● Given exercise
Print the listing below exactly.

════════

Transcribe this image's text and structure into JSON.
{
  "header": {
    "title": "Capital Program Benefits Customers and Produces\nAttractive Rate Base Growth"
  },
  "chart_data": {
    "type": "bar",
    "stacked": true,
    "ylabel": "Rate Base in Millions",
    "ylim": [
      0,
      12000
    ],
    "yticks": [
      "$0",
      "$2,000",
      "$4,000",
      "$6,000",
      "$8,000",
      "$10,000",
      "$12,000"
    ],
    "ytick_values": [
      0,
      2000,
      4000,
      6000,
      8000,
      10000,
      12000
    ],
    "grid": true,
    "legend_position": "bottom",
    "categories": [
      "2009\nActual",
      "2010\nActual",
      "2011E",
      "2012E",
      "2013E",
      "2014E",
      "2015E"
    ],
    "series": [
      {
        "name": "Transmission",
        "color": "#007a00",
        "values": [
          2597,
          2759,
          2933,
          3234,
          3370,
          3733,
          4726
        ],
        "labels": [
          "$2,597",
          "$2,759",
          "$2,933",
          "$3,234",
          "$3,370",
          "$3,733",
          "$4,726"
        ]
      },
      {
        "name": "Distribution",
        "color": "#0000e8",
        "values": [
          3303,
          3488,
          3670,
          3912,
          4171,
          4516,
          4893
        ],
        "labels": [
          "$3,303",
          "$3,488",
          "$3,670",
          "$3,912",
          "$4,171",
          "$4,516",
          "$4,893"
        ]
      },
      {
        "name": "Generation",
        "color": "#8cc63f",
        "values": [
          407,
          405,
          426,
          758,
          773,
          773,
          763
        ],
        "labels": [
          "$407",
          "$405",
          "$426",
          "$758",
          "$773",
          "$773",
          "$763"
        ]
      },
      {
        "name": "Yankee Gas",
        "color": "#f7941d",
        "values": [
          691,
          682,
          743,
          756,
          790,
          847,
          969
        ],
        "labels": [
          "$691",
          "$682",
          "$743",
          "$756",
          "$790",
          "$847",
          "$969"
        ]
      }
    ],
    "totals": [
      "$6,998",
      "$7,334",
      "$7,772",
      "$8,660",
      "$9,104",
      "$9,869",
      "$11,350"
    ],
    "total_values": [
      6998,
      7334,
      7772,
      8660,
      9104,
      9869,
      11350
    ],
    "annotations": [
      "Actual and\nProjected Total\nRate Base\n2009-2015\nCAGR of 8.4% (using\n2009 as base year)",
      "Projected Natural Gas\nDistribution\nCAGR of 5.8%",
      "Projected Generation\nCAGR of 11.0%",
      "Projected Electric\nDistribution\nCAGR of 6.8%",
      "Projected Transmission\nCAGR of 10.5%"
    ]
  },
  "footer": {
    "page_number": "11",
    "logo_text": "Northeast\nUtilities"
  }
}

════════

● Correct response
Transcribe this image's text and structure into JSON.
{
  "header": {
    "title": "Capital Program Benefits Customers and Produces\nAttractive Rate Base Growth"
  },
  "chart_data": {
    "type": "bar",
    "stacked": true,
    "ylabel": "Rate Base in Millions",
    "ylim": [
      0,
      12000
    ],
    "yticks": [
      "$0",
      "$2,000",
      "$4,000",
      "$6,000",
      "$8,000",
      "$10,000",
      "$12,000"
    ],
    "ytick_values": [
      0,
      2000,
      4000,
      6000,
      8000,
      10000,
      12000
    ],
    "grid": true,
    "legend_position": "bottom",
    "categories": [
      "2009\nActual",
      "2010\nActual",
      "2011E",
      "2012E",
      "2013E",
      "2014E",
      "2015E"
    ],
    "series": [
      {
        "name": "Transmission",
        "color": "#007a00",
        "values": [
          2597,
          2759,
          2933,
          3234,
          3370,
          3733,
          4726
        ],
        "labels": [
          "$2,597",
          "$2,759",
          "$2,933",
          "$3,234",
          "$3,370",
          "$3,733",
          "$4,726"
        ]
      },
      {
        "name": "Distribution",
        "color": "#0000e8",
        "values": [
          3303,
          3488,
          3670,
          3912,
          4171,
          4516,
          4893
        ],
        "labels": [
          "$3,303",
          "$3,488",
          "$3,670",
          "$3,912",
          "$4,171",
          "$4,516",
          "$4,893"
        ]
      },
      {
        "name": "Generation",
        "color": "#8cc63f",
        "values": [
          407,
          405,
          426,
          758,
          773,
          773,
          763
        ],
        "labels": [
          "$407",
          "$405",
          "$426",
          "$758",
          "$773",
          "$773",
          "$763"
        ]
      },
      {
        "name": "Yankee Gas",
        "color": "#f7941d",
        "values": [
          691,
          682,
          743,
          756,
          790,
          847,
          969
        ],
        "labels": [
          "$691",
          "$682",
          "$743",
          "$756",
          "$790",
          "$847",
          "$969"
        ]
      }
    ],
    "totals": [
      "$6,998",
      "$7,334",
      "$7,772",
      "$8,660",
      "$9,104",
      "$9,869",
      "$11,350"
    ],
    "total_values": [
      6998,
      7334,
      7772,
      8660,
      9104,
      9869,
      11350
    ],
    "annotations": [
      "Actual and\nProjected Total\nRate Base\n2009-2015\nCAGR of 8.4% (using\n2009 as base year)",
      "Projected Natural Gas\nDistribution\nCAGR of 5.8%",
      "Projected Generation\nCAGR of 11.0%",
      "Projected Electric\nDistribution\nCAGR of 6.8%",
      "Projected Transmission\nCAGR of 10.5%"
    ]
  },
  "footer": {
    "page_number": "11",
    "logo_text": "Northeast\nUtilities"
  }
}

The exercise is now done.